• [Do this]:
Draw out every line with the word "草稿纸和答题卡上的非答题区域均无效" from the listing below.

• [Given entries]:
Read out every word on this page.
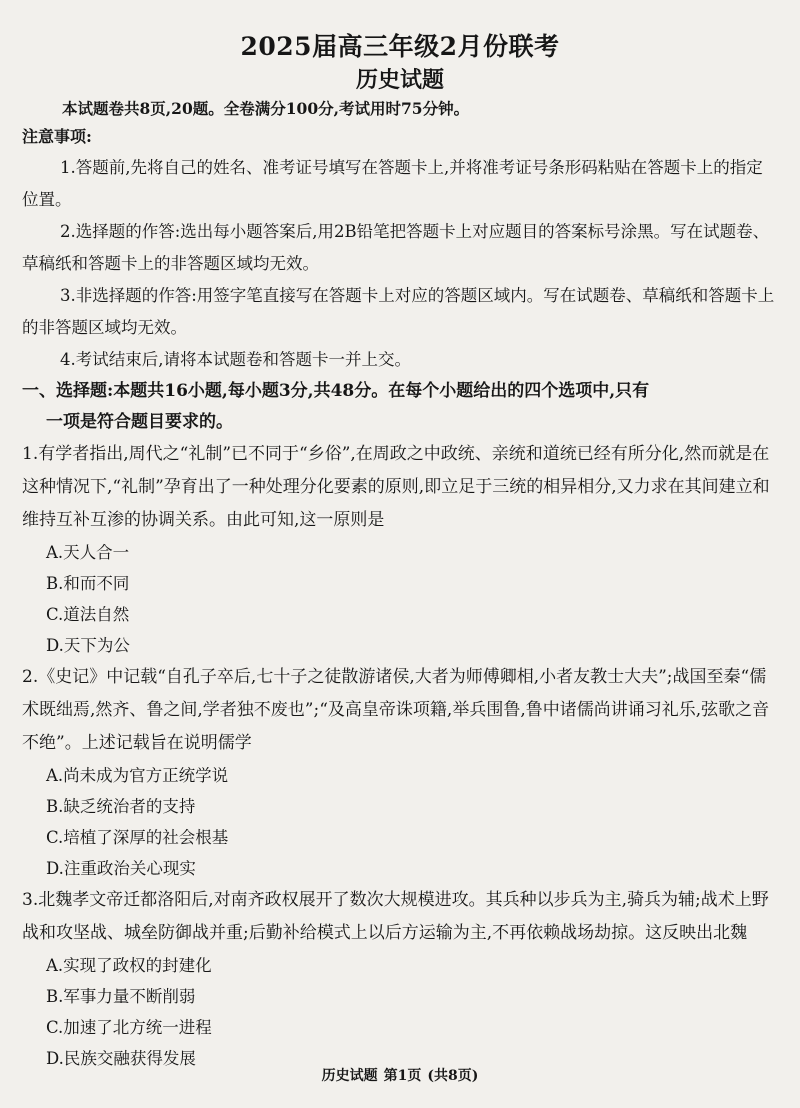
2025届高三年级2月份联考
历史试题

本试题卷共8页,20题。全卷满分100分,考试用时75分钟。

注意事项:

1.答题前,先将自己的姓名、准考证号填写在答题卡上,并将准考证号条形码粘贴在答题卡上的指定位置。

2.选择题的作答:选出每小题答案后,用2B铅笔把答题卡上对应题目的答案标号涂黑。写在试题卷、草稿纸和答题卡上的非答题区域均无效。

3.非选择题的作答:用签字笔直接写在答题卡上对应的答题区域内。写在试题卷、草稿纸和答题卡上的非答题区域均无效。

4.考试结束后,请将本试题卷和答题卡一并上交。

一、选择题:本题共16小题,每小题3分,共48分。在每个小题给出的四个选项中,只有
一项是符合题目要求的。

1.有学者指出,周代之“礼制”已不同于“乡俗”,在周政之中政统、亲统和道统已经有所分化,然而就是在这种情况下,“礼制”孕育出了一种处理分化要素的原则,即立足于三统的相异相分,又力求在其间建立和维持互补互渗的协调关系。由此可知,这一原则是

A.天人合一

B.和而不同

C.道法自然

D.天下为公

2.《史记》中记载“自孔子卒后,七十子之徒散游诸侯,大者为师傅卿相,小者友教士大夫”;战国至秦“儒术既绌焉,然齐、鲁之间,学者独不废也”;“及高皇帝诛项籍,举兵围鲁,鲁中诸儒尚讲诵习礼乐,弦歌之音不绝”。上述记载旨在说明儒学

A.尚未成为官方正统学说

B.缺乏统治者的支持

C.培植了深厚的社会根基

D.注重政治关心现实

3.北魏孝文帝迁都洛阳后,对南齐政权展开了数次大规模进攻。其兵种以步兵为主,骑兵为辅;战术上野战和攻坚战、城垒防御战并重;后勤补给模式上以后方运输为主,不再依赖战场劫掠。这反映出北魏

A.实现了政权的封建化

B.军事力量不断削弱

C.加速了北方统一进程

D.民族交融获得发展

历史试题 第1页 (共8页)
* * *
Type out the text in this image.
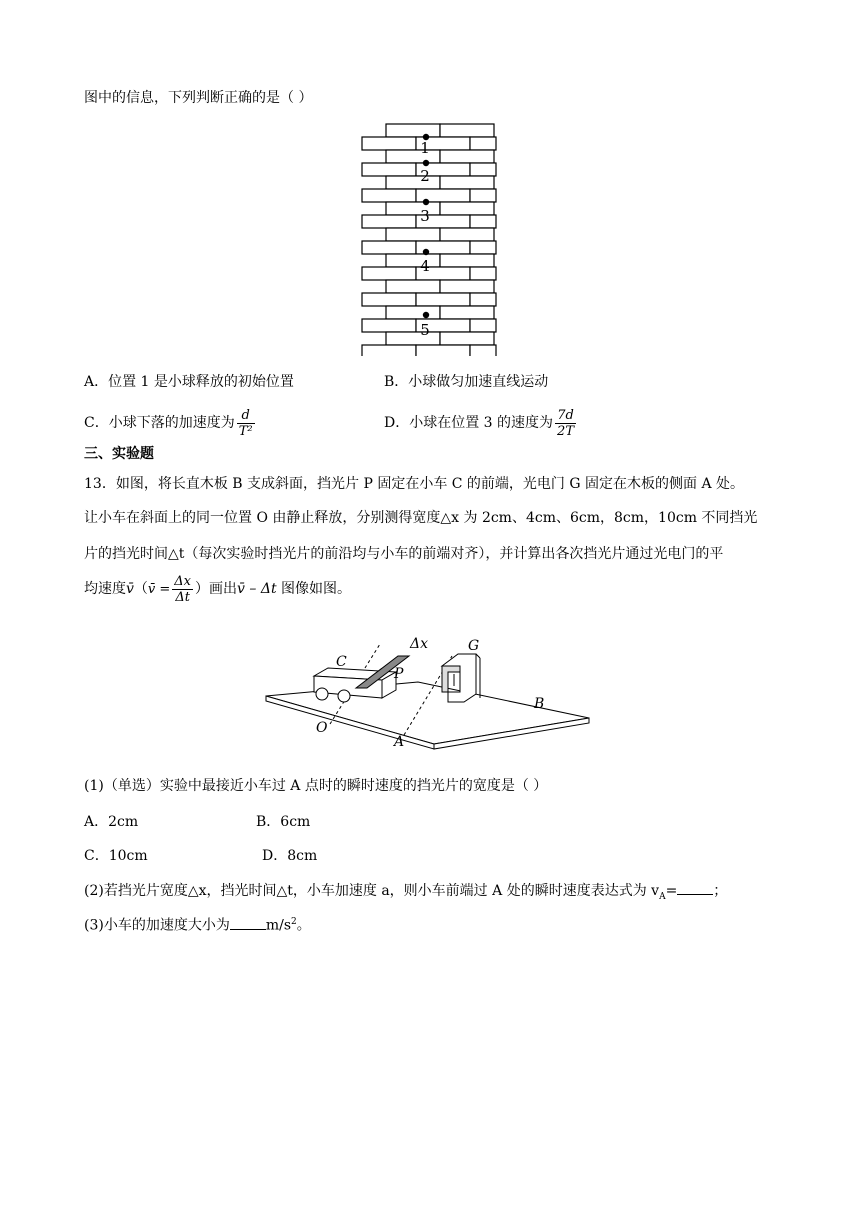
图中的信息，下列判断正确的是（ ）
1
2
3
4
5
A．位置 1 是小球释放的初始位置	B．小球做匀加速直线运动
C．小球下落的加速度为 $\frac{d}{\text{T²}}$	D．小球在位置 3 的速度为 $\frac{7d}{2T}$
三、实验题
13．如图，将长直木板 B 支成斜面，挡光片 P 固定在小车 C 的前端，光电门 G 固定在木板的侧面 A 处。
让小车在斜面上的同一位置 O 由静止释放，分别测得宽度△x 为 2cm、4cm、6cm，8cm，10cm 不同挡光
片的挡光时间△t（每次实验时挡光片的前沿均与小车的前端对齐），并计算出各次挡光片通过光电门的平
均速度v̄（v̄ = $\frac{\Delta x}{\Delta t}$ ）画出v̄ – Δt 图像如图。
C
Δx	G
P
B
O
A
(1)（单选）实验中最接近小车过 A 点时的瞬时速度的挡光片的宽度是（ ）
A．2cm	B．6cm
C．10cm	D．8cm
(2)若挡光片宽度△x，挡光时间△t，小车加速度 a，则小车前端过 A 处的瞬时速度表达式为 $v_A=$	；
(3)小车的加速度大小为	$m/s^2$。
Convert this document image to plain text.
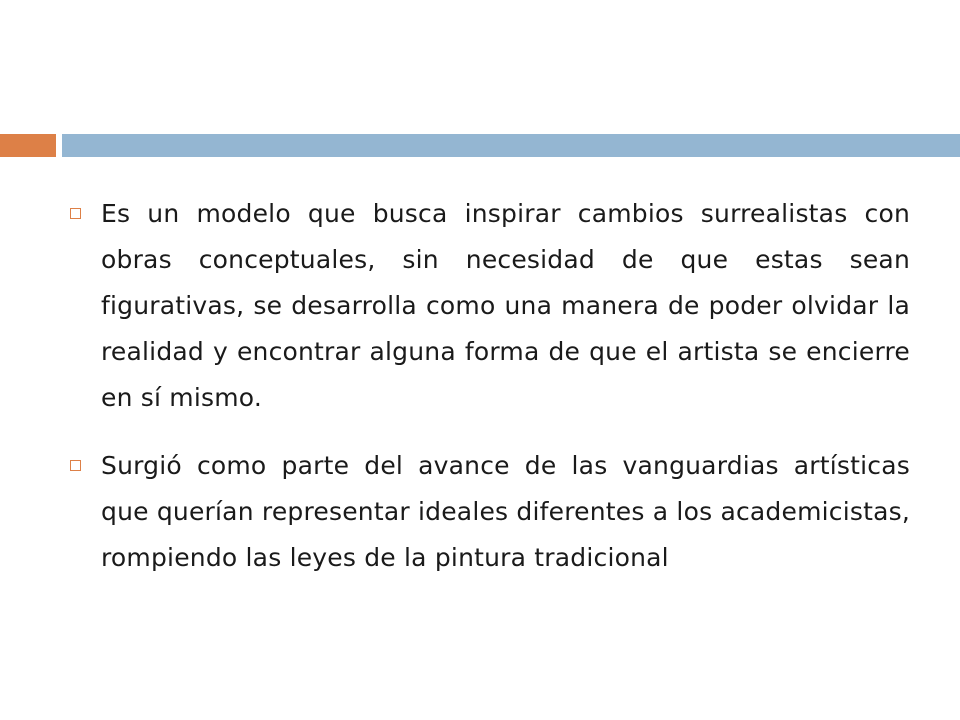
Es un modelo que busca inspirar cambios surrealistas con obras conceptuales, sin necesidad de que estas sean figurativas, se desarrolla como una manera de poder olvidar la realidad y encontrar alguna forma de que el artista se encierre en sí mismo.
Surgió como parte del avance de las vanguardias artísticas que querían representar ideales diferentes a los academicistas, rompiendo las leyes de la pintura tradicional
* * *
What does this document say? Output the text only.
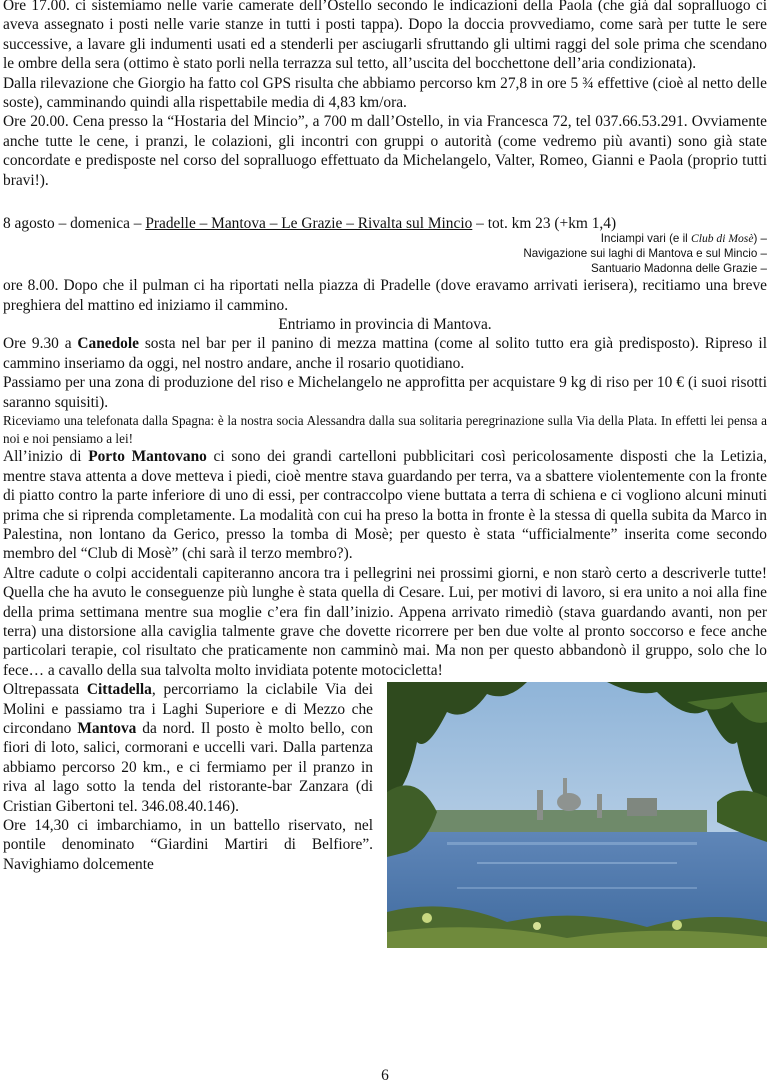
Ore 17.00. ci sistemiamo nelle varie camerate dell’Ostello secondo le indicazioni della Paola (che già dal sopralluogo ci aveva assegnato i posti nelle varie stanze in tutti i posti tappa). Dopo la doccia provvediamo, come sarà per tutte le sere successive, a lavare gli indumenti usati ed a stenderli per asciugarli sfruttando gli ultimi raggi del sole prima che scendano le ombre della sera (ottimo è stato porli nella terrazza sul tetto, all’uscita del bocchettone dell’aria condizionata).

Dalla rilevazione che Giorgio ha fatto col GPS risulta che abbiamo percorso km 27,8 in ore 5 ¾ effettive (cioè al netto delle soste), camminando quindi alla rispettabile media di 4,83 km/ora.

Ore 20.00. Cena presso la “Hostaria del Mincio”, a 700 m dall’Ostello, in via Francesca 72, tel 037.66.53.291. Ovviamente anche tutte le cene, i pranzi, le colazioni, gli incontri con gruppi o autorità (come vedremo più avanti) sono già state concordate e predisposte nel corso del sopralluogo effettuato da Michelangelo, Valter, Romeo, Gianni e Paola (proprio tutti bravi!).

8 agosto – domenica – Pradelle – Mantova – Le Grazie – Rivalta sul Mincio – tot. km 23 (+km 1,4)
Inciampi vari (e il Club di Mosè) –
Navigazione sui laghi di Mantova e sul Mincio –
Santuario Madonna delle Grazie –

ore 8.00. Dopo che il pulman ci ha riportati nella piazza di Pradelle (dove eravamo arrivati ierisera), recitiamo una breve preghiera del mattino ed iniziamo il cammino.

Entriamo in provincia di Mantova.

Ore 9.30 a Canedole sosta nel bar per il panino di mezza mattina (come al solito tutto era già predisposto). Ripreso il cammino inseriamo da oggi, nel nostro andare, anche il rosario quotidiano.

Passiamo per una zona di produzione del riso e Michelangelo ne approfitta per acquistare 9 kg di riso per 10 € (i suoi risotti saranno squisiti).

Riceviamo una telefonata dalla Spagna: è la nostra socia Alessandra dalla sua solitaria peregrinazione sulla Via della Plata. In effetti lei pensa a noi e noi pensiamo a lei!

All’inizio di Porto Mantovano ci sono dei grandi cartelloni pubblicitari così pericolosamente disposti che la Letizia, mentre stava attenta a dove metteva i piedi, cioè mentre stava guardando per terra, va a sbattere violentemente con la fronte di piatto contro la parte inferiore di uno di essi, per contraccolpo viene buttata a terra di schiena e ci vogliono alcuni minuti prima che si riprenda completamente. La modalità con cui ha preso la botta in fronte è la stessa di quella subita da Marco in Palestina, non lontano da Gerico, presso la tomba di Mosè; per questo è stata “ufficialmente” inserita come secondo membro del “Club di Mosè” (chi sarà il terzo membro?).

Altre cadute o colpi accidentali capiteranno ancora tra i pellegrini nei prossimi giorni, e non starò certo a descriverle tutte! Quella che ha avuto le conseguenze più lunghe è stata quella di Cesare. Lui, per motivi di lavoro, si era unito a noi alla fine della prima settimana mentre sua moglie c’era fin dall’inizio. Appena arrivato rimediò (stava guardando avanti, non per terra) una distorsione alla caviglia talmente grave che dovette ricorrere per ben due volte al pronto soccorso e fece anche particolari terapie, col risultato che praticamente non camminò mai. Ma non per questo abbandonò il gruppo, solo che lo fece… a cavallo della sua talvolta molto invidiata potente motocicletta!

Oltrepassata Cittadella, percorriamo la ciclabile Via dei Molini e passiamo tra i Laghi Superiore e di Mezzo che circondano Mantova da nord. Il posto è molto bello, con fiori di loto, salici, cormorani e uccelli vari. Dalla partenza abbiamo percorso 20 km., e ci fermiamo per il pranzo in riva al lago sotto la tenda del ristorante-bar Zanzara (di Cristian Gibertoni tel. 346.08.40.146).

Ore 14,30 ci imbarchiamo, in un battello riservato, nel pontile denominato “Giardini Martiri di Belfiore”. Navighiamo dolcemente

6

• [Complete output]:
2.选择题的作答:选出每小题答案后,用2B铅笔把答题卡上对应题目的答案标号涂黑。写在试题卷、草稿纸和答题卡上的非答题区域均无效。
3.非选择题的作答:用签字笔直接写在答题卡上对应的答题区域内。写在试题卷、草稿纸和答题卡上的非答题区域均无效。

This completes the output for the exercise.